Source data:
* * *

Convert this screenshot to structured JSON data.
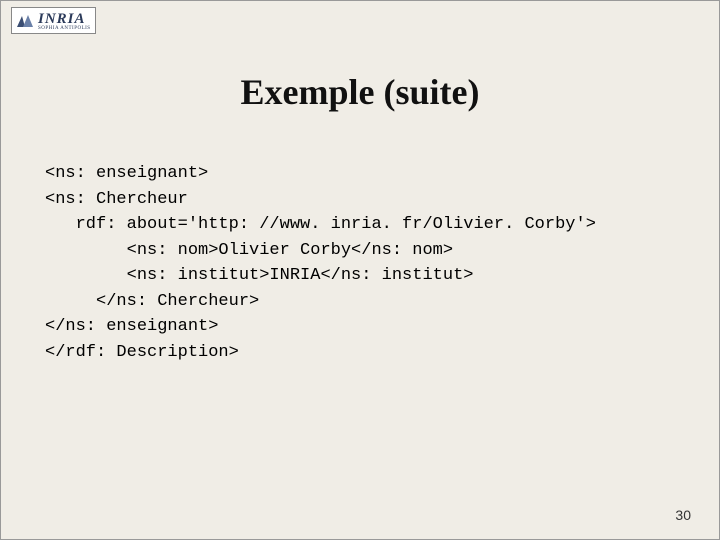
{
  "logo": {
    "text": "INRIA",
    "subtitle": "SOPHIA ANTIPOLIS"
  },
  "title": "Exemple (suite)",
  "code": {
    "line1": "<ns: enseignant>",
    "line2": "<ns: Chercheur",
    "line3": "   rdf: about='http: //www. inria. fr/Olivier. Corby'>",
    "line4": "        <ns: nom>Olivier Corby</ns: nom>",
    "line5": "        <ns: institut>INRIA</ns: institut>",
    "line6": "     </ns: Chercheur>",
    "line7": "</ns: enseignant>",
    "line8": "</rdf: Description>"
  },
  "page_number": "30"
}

* * *

Pick out the lines containing the string "Corby" and show them.

    "line3": "   rdf: about='http: //www. inria. fr/Olivier. Corby'>",
    "line4": "        <ns: nom>Olivier Corby</ns: nom>",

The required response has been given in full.